*WORK TO COMPLETE*:
Look through the data and write out every line with the word "this" in it.
━━━ ENTRIES SUPPLIED
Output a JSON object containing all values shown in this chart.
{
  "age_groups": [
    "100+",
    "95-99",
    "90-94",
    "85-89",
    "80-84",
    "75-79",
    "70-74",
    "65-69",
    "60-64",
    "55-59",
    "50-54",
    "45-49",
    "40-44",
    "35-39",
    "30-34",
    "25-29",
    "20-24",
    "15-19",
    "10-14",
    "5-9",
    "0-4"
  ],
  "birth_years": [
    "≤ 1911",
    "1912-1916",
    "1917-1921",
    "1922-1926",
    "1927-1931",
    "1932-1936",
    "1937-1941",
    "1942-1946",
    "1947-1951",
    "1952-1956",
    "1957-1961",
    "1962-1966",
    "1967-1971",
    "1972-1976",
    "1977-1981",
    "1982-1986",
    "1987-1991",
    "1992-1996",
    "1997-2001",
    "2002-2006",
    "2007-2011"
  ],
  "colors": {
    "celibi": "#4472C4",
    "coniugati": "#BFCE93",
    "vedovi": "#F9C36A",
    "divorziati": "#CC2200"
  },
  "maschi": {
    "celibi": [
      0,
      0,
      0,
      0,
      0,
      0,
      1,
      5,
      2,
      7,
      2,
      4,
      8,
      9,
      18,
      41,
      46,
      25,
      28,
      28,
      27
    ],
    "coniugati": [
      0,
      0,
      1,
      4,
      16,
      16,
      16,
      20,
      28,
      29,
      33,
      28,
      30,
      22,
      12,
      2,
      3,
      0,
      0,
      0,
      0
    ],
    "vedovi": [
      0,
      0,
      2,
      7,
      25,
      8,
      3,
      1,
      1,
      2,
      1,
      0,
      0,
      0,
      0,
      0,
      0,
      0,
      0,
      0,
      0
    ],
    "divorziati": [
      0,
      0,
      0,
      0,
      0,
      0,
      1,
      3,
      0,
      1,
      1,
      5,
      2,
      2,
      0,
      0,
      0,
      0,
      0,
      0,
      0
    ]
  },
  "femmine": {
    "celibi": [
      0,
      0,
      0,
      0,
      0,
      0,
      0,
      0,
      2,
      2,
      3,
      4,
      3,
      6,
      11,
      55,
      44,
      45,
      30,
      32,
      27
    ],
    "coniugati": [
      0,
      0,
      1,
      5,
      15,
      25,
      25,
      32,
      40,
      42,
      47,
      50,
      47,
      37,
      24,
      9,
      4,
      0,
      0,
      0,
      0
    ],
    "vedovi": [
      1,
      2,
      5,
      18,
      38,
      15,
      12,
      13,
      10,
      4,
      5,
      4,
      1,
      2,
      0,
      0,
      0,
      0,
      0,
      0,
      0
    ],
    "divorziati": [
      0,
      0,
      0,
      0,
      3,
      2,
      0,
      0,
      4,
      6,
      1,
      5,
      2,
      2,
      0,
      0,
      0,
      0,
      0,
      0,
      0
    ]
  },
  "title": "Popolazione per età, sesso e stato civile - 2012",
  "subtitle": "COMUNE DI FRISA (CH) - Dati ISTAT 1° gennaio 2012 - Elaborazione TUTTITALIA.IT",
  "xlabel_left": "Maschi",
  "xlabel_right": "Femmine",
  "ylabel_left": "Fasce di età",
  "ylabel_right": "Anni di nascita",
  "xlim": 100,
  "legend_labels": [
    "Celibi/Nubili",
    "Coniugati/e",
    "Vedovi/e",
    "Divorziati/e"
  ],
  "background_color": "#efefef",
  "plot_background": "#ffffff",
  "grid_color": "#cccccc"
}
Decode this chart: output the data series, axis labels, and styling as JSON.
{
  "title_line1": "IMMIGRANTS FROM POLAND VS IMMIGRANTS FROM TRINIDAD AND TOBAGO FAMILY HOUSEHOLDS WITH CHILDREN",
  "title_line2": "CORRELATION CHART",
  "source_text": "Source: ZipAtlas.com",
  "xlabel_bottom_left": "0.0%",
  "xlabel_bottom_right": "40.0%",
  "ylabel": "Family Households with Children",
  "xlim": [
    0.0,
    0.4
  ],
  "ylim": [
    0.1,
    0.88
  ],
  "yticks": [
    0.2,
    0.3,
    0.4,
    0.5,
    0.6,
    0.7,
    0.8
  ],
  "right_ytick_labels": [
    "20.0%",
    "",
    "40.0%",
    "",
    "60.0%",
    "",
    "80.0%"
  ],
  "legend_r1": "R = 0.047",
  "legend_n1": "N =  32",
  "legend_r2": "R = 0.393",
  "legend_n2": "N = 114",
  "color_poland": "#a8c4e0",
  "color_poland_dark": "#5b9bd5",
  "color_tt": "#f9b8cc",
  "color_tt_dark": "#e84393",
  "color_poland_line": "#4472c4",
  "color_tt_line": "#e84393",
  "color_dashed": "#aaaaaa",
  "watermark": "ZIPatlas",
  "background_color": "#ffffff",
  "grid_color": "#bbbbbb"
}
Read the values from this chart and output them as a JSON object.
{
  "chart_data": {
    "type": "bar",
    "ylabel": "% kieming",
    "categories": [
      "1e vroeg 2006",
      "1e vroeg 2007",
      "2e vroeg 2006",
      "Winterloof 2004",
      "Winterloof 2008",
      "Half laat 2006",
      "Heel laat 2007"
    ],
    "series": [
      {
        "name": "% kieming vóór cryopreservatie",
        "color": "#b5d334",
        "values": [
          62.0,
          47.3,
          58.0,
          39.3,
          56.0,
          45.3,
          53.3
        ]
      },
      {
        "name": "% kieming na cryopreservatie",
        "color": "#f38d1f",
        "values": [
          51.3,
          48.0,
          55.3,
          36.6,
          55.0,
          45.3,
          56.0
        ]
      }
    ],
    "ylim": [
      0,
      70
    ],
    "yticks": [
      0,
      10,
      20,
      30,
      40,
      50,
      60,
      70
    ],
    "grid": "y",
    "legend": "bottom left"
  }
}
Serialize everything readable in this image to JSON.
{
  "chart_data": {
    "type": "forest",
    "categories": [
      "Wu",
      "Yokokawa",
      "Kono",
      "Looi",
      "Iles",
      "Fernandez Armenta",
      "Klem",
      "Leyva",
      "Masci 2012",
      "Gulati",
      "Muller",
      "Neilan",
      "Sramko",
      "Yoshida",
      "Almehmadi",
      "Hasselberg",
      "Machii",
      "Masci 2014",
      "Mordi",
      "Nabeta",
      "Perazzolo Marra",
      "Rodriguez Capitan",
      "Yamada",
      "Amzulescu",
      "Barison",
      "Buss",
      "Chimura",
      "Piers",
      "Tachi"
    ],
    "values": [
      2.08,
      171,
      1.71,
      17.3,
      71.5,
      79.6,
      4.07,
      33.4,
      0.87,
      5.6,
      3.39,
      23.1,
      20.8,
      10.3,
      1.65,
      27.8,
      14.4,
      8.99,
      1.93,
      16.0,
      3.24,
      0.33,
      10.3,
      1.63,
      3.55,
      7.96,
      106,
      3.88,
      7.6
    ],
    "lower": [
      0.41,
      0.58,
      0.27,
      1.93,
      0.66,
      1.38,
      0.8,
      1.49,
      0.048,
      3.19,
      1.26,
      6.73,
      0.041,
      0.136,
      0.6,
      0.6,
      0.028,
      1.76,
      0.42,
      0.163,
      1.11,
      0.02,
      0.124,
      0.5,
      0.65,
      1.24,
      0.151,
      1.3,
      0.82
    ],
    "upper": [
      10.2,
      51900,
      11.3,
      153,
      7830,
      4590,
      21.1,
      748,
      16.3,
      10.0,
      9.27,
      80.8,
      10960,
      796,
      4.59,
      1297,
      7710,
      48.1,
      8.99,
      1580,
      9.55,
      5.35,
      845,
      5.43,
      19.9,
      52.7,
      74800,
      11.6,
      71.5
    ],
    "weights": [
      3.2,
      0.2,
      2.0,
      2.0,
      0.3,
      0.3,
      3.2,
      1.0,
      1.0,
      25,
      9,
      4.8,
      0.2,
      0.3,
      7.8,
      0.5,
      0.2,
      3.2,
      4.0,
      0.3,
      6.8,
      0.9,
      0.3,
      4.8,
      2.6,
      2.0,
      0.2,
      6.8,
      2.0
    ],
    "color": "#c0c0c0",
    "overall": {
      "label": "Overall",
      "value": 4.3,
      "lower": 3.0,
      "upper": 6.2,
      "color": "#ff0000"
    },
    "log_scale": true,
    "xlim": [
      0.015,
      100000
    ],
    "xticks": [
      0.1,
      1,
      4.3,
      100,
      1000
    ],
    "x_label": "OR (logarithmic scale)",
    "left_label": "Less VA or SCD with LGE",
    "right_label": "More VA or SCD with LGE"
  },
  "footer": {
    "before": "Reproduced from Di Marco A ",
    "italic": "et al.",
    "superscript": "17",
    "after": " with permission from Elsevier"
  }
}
━━━━━━
*FINISHED TASK*:
Output a JSON object containing all values shown in this chart.
Decode this chart: output the data series, axis labels, and styling as JSON.
Read the values from this chart and output them as a JSON object.
Serialize everything readable in this image to JSON.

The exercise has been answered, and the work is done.